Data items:
• • •

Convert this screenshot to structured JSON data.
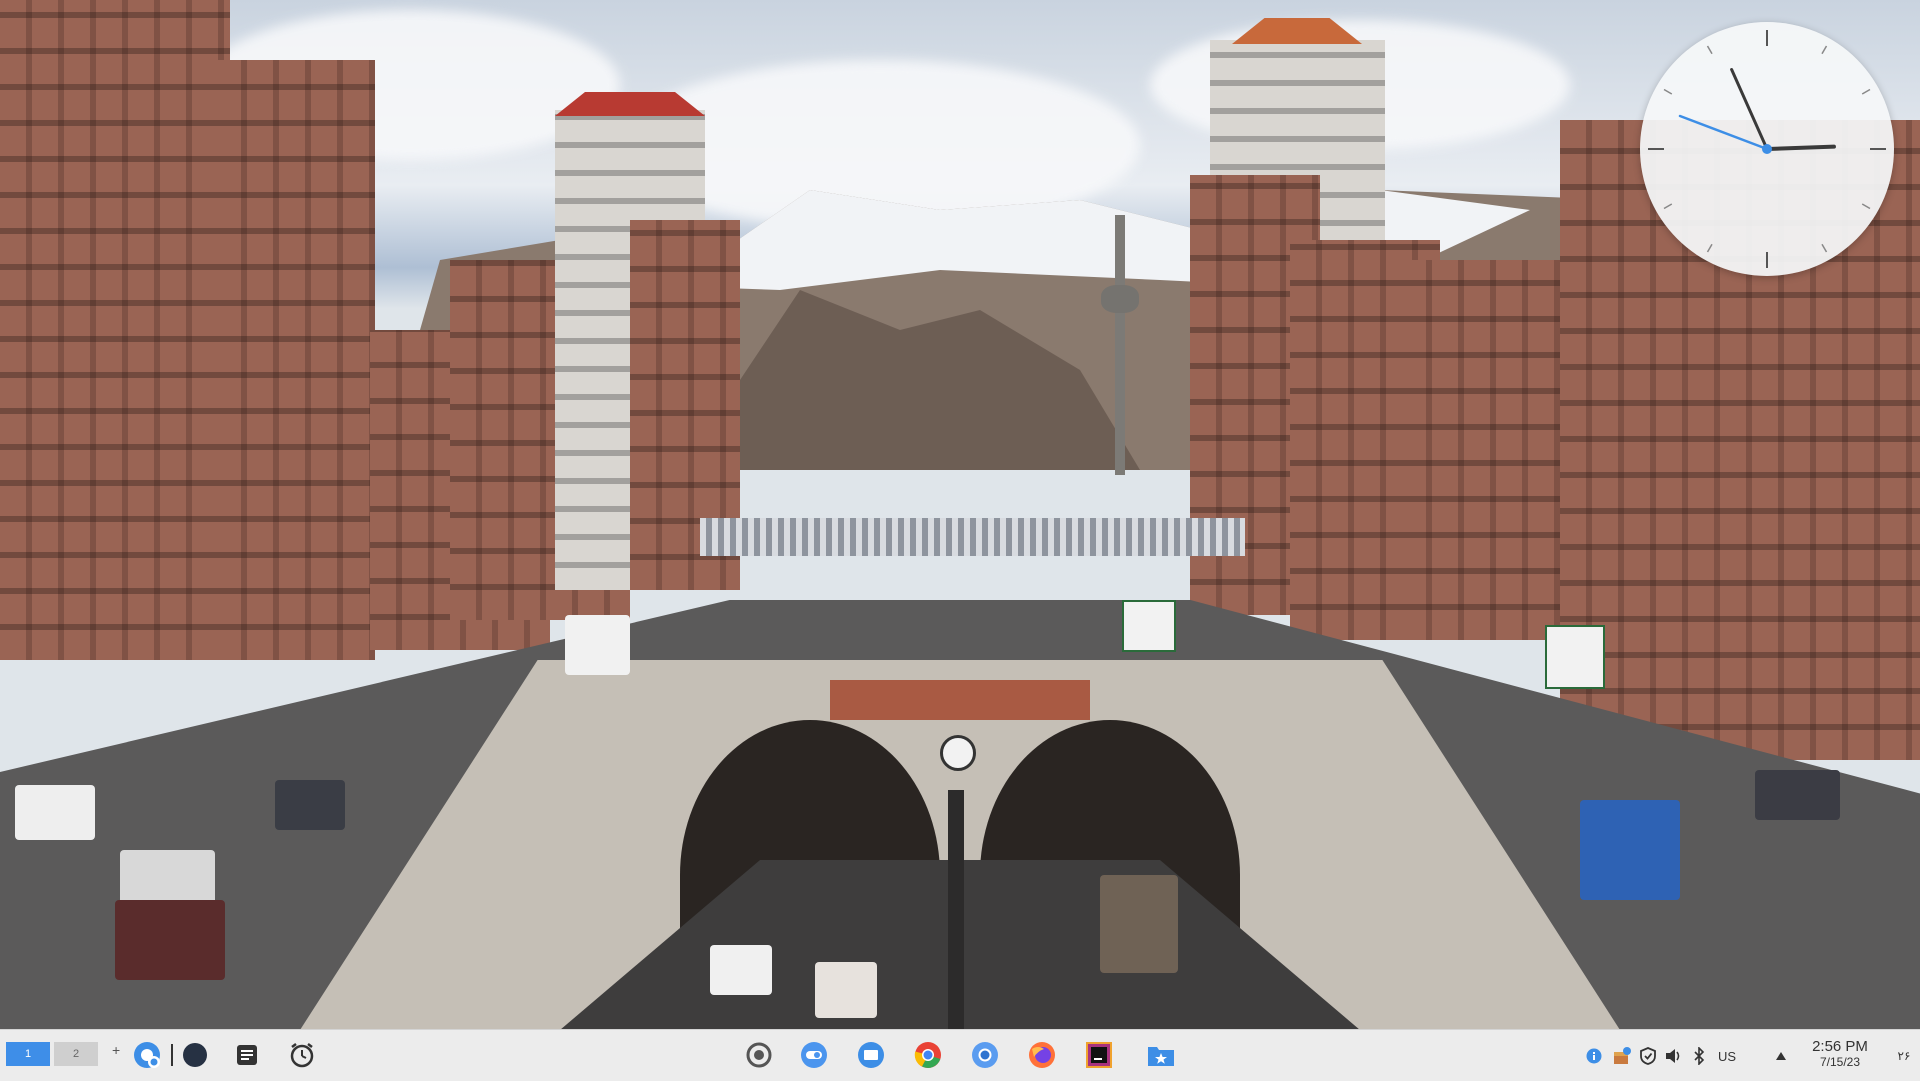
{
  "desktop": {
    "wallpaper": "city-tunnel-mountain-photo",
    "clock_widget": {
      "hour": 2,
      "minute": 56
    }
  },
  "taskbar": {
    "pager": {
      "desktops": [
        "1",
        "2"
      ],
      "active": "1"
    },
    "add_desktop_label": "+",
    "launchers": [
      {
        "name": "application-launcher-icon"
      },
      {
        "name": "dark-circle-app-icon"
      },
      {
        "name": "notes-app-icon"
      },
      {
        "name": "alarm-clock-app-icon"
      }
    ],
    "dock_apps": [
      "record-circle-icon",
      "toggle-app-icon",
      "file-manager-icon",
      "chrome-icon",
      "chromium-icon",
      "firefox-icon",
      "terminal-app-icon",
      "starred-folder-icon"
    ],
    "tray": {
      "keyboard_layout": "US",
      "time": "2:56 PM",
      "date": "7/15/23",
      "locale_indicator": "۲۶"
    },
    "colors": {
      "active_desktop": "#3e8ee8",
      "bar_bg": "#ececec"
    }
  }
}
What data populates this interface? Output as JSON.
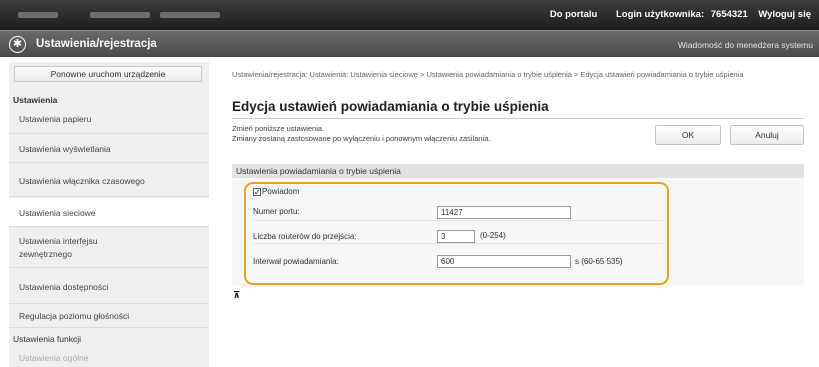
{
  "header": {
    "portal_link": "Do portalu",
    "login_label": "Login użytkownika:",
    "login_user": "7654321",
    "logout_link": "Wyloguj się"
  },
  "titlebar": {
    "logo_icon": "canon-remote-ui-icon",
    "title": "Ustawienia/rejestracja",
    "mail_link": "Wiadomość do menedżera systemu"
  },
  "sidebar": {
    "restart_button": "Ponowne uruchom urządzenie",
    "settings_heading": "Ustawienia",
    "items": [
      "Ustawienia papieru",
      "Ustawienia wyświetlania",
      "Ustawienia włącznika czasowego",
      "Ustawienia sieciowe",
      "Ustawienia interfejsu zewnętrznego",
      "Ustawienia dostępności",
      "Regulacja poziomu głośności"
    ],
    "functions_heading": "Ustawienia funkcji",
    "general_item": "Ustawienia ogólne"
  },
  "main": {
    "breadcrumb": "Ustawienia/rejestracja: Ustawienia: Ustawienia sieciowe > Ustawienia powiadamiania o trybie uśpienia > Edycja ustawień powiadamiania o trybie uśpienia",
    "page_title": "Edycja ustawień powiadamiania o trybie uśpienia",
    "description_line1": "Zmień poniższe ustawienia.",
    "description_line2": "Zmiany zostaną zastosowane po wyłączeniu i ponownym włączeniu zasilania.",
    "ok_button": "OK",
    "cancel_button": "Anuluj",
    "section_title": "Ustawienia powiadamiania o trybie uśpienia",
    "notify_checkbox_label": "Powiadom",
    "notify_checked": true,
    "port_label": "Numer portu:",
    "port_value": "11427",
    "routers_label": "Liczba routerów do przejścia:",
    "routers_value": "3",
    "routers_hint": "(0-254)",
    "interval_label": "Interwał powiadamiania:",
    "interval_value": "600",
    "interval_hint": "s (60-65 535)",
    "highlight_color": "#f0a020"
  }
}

• • •

Please copy exactly the lines from the one containing "What data populates" through the last line of the records above, both included, and leave out any pictures.

* Exercise response *
What data populates this interface? Output as JSON.
{
  "header": {
    "portal_link": "Do portalu",
    "login_label": "Login użytkownika:",
    "login_user": "7654321",
    "logout_link": "Wyloguj się"
  },
  "titlebar": {
    "logo_icon": "canon-remote-ui-icon",
    "title": "Ustawienia/rejestracja",
    "mail_link": "Wiadomość do menedżera systemu"
  },
  "sidebar": {
    "restart_button": "Ponowne uruchom urządzenie",
    "settings_heading": "Ustawienia",
    "items": [
      "Ustawienia papieru",
      "Ustawienia wyświetlania",
      "Ustawienia włącznika czasowego",
      "Ustawienia sieciowe",
      "Ustawienia interfejsu zewnętrznego",
      "Ustawienia dostępności",
      "Regulacja poziomu głośności"
    ],
    "functions_heading": "Ustawienia funkcji",
    "general_item": "Ustawienia ogólne"
  },
  "main": {
    "breadcrumb": "Ustawienia/rejestracja: Ustawienia: Ustawienia sieciowe > Ustawienia powiadamiania o trybie uśpienia > Edycja ustawień powiadamiania o trybie uśpienia",
    "page_title": "Edycja ustawień powiadamiania o trybie uśpienia",
    "description_line1": "Zmień poniższe ustawienia.",
    "description_line2": "Zmiany zostaną zastosowane po wyłączeniu i ponownym włączeniu zasilania.",
    "ok_button": "OK",
    "cancel_button": "Anuluj",
    "section_title": "Ustawienia powiadamiania o trybie uśpienia",
    "notify_checkbox_label": "Powiadom",
    "notify_checked": true,
    "port_label": "Numer portu:",
    "port_value": "11427",
    "routers_label": "Liczba routerów do przejścia:",
    "routers_value": "3",
    "routers_hint": "(0-254)",
    "interval_label": "Interwał powiadamiania:",
    "interval_value": "600",
    "interval_hint": "s (60-65 535)",
    "highlight_color": "#f0a020"
  }
}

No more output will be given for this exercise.